Retype exactly the lines from the one containing "Type out the text in this image." through the last line of the records below, including both, and leave out any pictures.

=-=-=-=-=

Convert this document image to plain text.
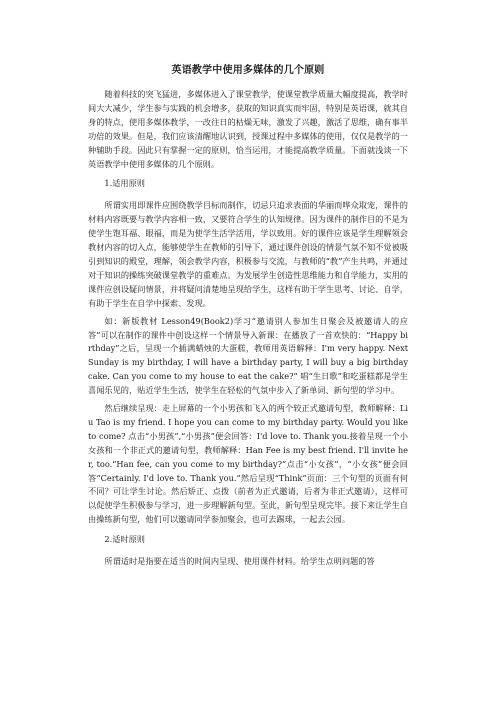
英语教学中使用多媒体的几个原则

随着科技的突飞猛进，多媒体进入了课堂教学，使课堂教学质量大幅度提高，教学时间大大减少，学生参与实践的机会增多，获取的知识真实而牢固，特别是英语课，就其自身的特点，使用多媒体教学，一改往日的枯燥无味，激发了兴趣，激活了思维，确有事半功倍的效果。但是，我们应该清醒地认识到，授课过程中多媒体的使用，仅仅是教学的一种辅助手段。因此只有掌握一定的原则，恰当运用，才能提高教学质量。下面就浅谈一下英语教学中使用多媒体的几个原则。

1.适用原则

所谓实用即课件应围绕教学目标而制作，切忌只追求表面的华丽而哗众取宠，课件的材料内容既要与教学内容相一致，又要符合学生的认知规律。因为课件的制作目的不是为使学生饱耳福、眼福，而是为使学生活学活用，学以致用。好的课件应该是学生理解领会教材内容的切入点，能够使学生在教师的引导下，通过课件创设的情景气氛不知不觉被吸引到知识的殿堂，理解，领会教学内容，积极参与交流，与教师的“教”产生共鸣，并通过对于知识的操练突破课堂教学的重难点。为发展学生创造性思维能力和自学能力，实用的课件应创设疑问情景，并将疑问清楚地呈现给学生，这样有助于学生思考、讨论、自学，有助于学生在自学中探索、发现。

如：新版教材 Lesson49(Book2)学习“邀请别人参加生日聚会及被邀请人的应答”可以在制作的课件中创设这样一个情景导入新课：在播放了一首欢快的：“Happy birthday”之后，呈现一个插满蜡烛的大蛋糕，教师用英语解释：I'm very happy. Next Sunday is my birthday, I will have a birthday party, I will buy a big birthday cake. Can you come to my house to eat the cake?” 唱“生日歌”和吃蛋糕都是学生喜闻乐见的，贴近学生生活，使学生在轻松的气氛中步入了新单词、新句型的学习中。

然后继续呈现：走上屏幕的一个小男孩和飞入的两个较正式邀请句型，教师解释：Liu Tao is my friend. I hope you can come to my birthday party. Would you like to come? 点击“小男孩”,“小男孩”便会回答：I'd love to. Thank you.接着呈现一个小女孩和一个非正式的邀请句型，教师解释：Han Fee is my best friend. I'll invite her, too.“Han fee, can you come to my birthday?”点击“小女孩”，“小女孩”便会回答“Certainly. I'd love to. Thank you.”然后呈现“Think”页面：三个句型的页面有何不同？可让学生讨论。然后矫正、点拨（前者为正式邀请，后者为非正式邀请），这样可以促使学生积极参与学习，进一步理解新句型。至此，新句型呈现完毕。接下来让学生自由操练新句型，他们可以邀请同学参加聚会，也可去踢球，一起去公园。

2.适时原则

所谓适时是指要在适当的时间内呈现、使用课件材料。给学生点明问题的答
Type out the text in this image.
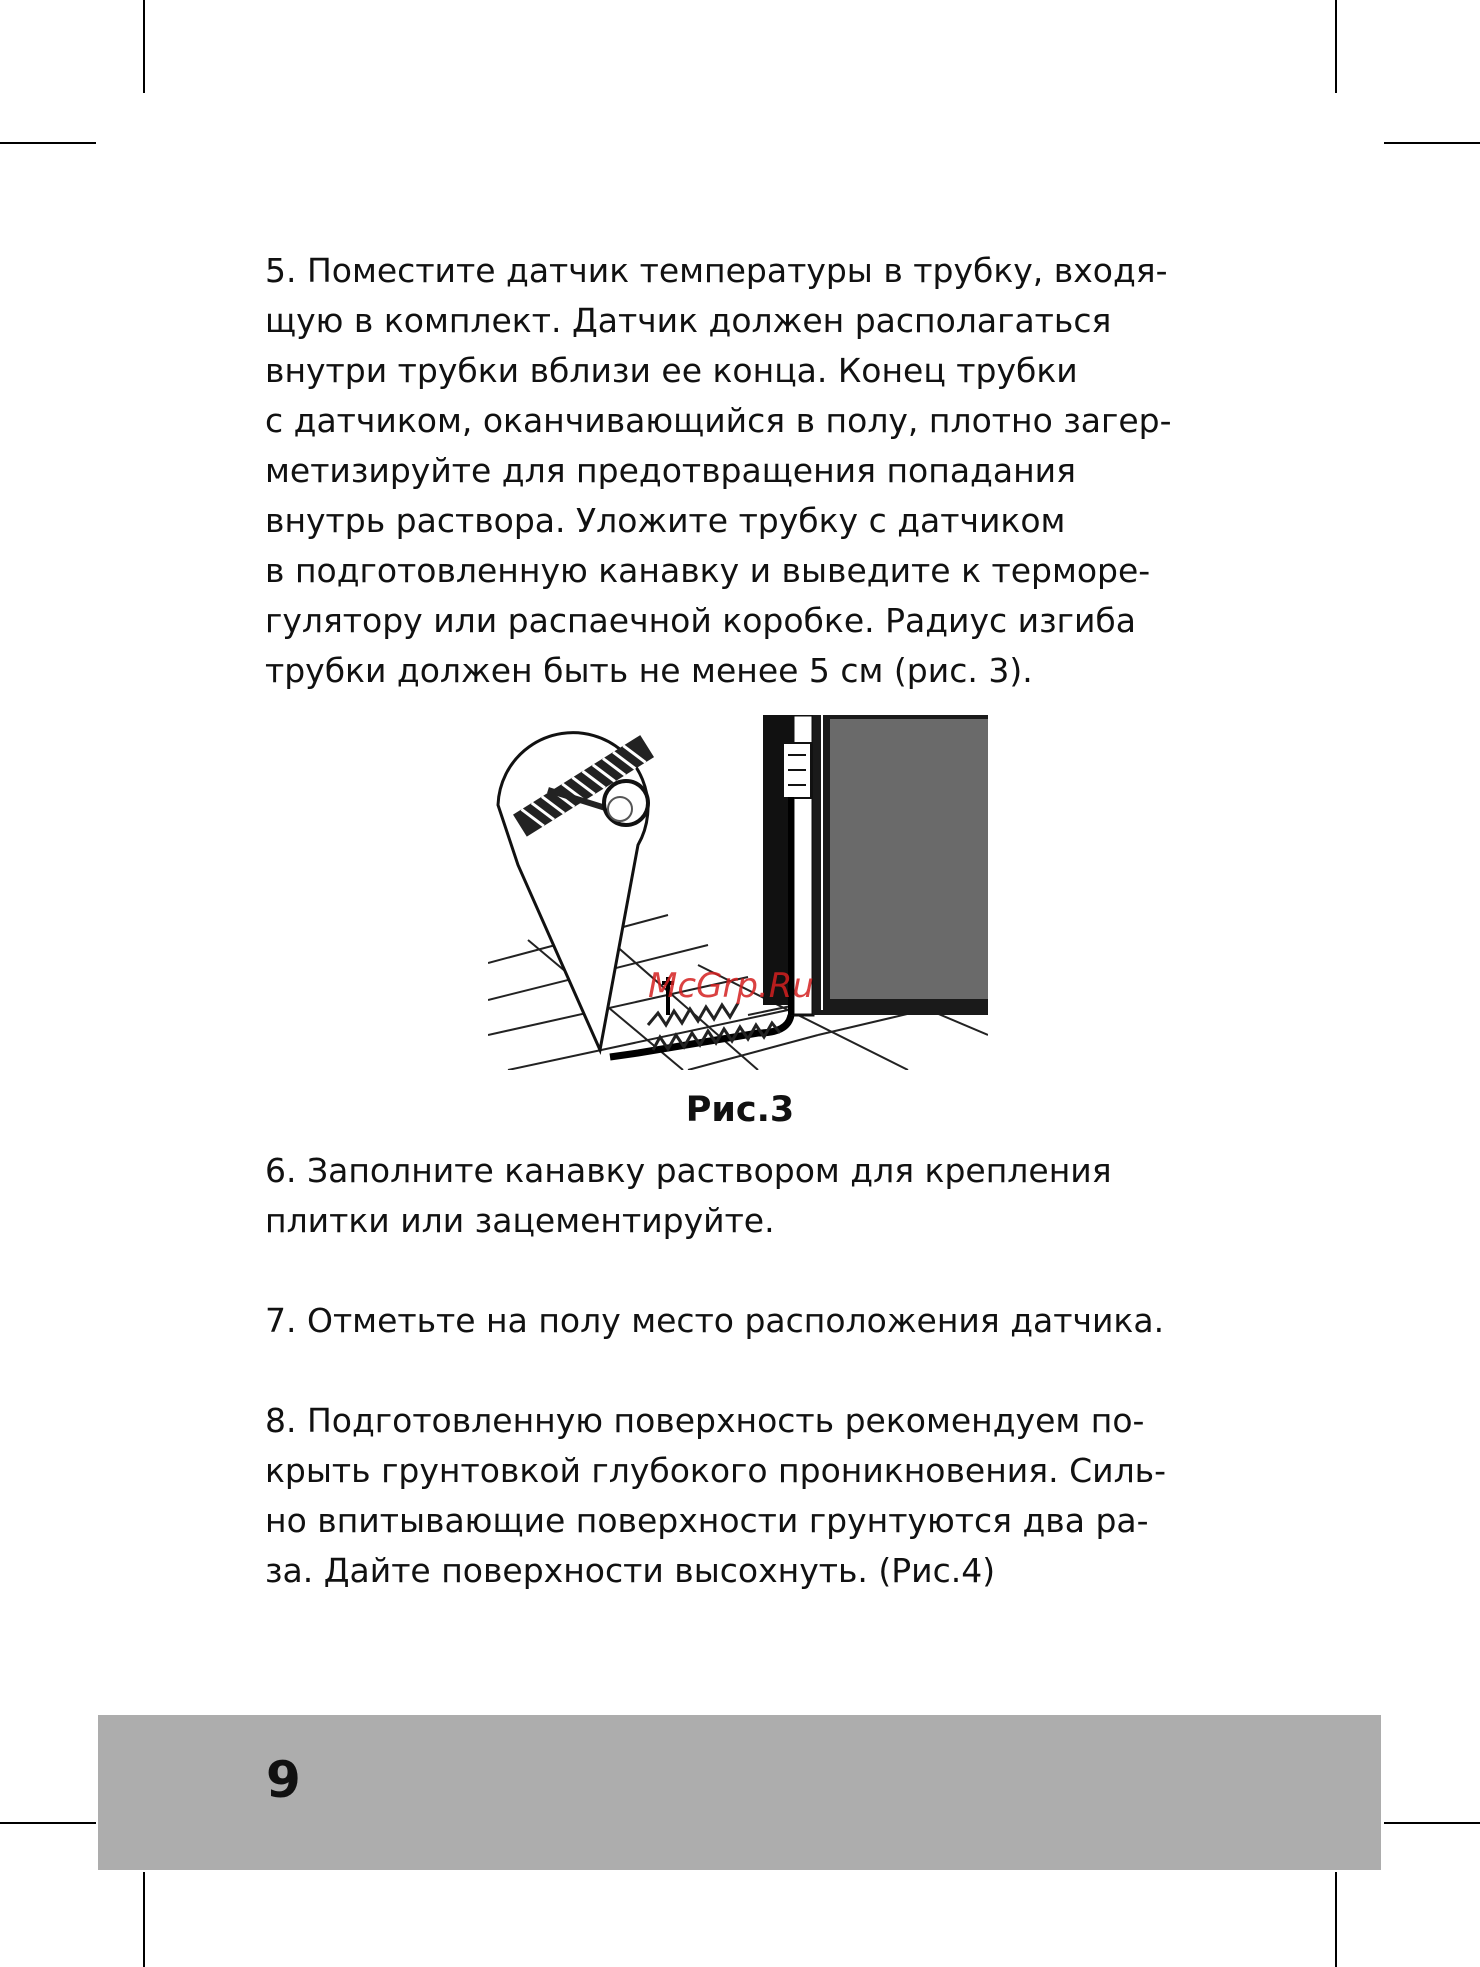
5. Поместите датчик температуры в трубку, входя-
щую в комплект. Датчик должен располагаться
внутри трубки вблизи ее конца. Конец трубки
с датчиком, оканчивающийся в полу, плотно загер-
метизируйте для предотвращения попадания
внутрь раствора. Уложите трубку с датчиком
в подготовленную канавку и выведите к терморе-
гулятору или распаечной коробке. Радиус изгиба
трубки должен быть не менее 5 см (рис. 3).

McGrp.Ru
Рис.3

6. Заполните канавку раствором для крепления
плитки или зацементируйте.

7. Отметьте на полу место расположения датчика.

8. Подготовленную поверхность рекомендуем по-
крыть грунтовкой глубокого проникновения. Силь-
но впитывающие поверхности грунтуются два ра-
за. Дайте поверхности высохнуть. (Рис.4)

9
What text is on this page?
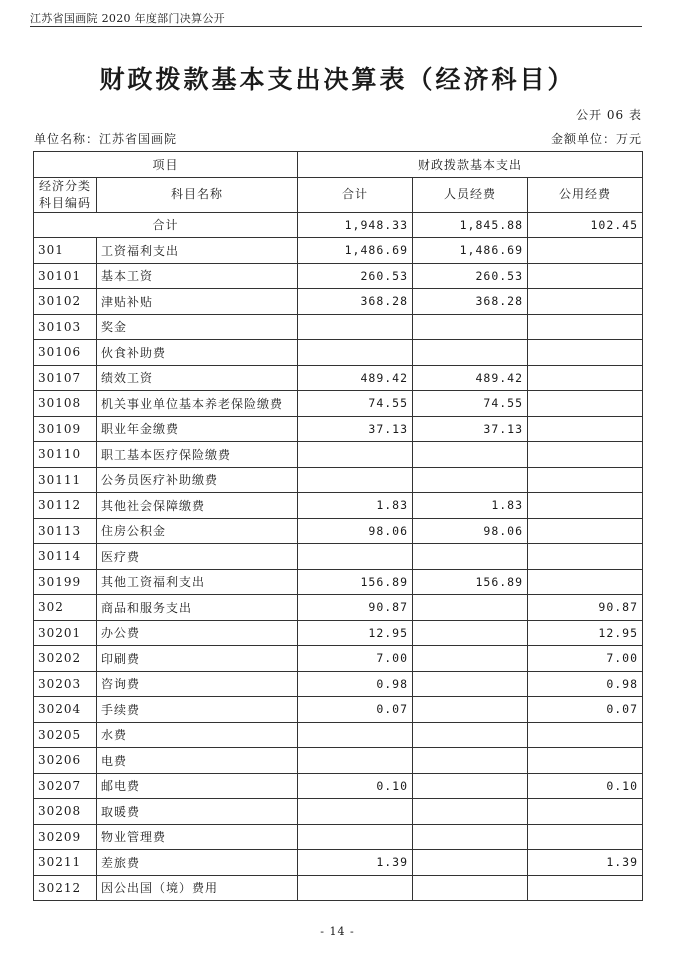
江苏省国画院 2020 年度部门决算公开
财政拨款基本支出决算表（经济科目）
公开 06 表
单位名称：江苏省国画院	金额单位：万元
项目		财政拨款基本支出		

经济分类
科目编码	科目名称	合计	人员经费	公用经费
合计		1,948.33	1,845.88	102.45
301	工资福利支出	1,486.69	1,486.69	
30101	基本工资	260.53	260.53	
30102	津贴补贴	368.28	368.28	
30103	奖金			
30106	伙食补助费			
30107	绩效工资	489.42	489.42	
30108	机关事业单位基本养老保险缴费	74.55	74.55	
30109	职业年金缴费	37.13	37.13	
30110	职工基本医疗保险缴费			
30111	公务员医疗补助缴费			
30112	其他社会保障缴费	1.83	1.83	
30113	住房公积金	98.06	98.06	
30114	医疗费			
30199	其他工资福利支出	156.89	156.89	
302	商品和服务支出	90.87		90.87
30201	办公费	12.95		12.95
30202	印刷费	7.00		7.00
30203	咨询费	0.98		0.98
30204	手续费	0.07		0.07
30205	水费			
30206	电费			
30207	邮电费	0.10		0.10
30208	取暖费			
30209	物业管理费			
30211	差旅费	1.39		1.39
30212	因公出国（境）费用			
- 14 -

=-=-=-=-=

▸ Output
Type out the text in this image.
5. Поместите датчик температуры в трубку, входя-
щую в комплект. Датчик должен располагаться
внутри трубки вблизи ее конца. Конец трубки
с датчиком, оканчивающийся в полу, плотно загер-
метизируйте для предотвращения попадания
внутрь раствора. Уложите трубку с датчиком
в подготовленную канавку и выведите к терморе-
гулятору или распаечной коробке. Радиус изгиба
трубки должен быть не менее 5 см (рис. 3).

McGrp.Ru
Рис.3

6. Заполните канавку раствором для крепления
плитки или зацементируйте.

7. Отметьте на полу место расположения датчика.

8. Подготовленную поверхность рекомендуем по-
крыть грунтовкой глубокого проникновения. Силь-
но впитывающие поверхности грунтуются два ра-
за. Дайте поверхности высохнуть. (Рис.4)

9
What text is on this page?
江苏省国画院 2020 年度部门决算公开
财政拨款基本支出决算表（经济科目）
公开 06 表
单位名称：江苏省国画院	金额单位：万元
项目		财政拨款基本支出		

经济分类
科目编码	科目名称	合计	人员经费	公用经费
合计		1,948.33	1,845.88	102.45
301	工资福利支出	1,486.69	1,486.69	
30101	基本工资	260.53	260.53	
30102	津贴补贴	368.28	368.28	
30103	奖金			
30106	伙食补助费			
30107	绩效工资	489.42	489.42	
30108	机关事业单位基本养老保险缴费	74.55	74.55	
30109	职业年金缴费	37.13	37.13	
30110	职工基本医疗保险缴费			
30111	公务员医疗补助缴费			
30112	其他社会保障缴费	1.83	1.83	
30113	住房公积金	98.06	98.06	
30114	医疗费			
30199	其他工资福利支出	156.89	156.89	
302	商品和服务支出	90.87		90.87
30201	办公费	12.95		12.95
30202	印刷费	7.00		7.00
30203	咨询费	0.98		0.98
30204	手续费	0.07		0.07
30205	水费			
30206	电费			
30207	邮电费	0.10		0.10
30208	取暖费			
30209	物业管理费			
30211	差旅费	1.39		1.39
30212	因公出国（境）费用			
- 14 -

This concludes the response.